Stored data:
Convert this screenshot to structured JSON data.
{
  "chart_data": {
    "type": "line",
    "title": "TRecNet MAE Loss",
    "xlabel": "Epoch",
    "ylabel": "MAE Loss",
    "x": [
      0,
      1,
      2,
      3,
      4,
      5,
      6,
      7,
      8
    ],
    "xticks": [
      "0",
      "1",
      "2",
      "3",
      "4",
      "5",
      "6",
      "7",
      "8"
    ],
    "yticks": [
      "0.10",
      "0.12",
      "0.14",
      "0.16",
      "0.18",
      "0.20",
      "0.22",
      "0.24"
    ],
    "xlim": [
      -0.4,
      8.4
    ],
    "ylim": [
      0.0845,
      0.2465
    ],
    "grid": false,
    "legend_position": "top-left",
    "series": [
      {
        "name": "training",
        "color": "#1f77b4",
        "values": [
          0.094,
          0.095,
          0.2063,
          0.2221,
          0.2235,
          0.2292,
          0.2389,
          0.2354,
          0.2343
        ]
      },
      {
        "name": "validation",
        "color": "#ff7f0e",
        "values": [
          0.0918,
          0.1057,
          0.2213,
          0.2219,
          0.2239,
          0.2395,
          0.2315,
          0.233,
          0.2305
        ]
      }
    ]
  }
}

Job
Using the listing, collect all lines in which the string "Loss" is found.

Task response
    "title": "TRecNet MAE Loss",
    "ylabel": "MAE Loss",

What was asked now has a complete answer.